-- BEGIN Exercise materials --

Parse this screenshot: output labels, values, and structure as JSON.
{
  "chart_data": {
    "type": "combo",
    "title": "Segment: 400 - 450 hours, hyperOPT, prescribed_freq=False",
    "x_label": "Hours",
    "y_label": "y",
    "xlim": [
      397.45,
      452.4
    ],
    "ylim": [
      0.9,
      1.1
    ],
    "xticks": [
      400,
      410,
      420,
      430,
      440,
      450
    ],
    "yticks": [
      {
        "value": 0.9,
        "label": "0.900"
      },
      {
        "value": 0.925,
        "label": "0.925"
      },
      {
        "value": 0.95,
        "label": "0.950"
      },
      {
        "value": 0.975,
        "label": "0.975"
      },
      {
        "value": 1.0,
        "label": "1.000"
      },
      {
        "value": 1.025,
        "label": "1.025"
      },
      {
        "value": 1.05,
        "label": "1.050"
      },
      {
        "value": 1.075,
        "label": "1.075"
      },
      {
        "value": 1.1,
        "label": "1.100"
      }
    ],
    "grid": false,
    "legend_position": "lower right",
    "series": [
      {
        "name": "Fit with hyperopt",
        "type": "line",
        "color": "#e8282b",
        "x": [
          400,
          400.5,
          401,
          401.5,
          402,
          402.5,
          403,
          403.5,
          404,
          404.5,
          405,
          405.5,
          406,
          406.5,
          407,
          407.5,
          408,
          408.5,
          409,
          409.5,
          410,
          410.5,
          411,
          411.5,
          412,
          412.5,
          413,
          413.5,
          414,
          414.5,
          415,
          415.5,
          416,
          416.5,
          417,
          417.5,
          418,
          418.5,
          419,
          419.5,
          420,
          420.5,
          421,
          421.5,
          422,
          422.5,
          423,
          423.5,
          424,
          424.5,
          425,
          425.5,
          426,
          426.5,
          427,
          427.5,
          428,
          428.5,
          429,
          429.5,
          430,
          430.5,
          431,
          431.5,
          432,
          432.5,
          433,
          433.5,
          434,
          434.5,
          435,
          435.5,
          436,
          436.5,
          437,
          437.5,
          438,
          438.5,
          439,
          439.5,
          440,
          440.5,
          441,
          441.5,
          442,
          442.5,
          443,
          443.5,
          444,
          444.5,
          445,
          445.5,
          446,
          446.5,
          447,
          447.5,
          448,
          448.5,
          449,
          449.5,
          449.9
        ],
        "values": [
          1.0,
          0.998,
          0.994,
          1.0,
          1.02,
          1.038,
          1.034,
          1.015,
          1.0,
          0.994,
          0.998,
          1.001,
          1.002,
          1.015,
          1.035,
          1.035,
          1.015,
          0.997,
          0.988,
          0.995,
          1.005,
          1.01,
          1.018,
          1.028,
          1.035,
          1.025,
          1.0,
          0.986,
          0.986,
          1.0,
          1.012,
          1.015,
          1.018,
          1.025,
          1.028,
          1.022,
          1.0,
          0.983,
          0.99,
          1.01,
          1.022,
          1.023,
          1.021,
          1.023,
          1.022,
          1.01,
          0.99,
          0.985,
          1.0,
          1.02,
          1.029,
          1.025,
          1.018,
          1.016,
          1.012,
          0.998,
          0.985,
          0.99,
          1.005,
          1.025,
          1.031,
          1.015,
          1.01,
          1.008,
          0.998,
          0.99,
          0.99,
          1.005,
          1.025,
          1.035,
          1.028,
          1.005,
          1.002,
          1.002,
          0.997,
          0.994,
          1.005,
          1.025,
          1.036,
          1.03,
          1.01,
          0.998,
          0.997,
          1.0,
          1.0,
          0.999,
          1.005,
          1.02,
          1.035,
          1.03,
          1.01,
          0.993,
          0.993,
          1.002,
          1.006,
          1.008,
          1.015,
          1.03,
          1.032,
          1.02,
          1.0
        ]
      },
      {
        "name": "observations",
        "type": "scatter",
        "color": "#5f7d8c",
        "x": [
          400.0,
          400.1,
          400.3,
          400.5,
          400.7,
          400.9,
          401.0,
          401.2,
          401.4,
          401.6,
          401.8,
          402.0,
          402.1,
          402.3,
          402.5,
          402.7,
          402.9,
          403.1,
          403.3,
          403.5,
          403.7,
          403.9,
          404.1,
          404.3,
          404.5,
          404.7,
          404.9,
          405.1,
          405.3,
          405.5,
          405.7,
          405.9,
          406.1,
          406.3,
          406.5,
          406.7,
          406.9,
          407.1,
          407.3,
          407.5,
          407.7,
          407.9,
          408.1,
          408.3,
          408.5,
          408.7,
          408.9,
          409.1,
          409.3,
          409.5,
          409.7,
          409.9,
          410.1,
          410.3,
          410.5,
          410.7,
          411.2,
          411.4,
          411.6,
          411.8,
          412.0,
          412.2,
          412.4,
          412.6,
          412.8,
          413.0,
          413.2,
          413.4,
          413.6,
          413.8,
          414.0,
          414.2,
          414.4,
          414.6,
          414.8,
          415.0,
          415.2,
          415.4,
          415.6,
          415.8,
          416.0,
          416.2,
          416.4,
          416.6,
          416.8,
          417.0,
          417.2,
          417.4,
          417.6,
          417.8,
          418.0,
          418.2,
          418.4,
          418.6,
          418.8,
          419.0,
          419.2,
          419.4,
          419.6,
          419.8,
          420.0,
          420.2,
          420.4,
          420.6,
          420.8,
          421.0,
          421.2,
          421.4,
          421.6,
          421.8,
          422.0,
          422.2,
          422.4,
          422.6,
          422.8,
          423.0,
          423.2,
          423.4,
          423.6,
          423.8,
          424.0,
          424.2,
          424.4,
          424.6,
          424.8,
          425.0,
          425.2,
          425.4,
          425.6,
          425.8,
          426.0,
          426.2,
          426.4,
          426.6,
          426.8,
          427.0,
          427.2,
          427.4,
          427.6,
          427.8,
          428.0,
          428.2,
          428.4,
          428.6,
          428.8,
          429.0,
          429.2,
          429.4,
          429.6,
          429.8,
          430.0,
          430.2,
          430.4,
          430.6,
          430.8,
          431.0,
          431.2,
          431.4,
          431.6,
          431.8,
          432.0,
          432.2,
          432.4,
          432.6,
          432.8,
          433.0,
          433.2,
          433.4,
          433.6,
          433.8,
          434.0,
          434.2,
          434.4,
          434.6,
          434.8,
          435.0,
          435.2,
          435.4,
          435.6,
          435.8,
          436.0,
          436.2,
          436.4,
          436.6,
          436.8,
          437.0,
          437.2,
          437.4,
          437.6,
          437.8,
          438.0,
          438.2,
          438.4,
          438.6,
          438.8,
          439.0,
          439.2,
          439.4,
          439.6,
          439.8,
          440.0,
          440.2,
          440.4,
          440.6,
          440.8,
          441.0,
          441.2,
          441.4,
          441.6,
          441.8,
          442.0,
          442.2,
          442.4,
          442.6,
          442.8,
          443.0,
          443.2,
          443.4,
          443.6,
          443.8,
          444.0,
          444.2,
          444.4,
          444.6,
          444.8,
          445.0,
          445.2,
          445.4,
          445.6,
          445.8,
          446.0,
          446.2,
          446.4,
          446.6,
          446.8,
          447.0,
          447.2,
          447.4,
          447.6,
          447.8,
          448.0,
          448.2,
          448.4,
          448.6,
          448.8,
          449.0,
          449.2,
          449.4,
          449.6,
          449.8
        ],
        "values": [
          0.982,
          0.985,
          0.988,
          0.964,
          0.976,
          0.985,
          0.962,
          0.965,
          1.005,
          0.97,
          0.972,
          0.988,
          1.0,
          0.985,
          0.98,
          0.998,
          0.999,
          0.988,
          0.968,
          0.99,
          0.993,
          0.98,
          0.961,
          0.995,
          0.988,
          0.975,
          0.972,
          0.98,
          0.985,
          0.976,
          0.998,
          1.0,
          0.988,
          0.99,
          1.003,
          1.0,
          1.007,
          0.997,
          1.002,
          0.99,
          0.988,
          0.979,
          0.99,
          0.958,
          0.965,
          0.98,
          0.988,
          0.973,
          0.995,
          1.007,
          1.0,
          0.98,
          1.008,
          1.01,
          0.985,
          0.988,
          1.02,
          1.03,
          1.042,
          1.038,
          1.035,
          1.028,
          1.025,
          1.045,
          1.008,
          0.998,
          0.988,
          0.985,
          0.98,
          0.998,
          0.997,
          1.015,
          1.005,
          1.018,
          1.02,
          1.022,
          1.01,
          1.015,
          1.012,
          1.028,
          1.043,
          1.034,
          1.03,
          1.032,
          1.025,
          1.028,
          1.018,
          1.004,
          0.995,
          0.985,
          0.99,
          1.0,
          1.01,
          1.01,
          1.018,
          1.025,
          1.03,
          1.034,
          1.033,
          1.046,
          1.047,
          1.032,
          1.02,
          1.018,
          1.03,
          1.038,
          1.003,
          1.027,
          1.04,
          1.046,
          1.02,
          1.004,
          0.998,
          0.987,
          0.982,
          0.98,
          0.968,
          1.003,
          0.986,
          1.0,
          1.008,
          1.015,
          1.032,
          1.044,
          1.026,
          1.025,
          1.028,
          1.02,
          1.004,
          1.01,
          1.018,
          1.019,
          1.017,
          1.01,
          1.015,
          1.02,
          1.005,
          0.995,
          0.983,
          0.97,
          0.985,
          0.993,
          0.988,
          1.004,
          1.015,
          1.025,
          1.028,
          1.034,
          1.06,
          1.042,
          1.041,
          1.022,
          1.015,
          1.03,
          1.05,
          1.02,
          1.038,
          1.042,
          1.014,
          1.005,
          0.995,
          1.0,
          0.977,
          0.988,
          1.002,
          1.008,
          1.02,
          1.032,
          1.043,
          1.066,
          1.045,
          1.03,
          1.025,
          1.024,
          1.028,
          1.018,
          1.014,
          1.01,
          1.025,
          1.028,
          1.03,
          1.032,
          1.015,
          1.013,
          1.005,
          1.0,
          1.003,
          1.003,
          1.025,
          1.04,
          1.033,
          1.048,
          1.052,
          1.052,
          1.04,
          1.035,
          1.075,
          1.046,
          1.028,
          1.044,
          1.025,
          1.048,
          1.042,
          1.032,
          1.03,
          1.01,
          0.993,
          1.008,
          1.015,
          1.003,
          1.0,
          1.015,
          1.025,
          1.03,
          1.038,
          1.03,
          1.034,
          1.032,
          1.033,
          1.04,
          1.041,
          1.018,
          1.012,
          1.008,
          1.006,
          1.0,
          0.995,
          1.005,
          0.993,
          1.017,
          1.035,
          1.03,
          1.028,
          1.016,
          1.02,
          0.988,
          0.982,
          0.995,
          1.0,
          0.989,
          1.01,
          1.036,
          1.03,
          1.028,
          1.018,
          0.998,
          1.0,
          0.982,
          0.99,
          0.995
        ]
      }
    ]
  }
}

-- END Exercise materials --

**Task prompt**
Scan the lines for the string "name". Copy out each line that matches.

**Finished task**
        "name": "Fit with hyperopt",
        "name": "observations",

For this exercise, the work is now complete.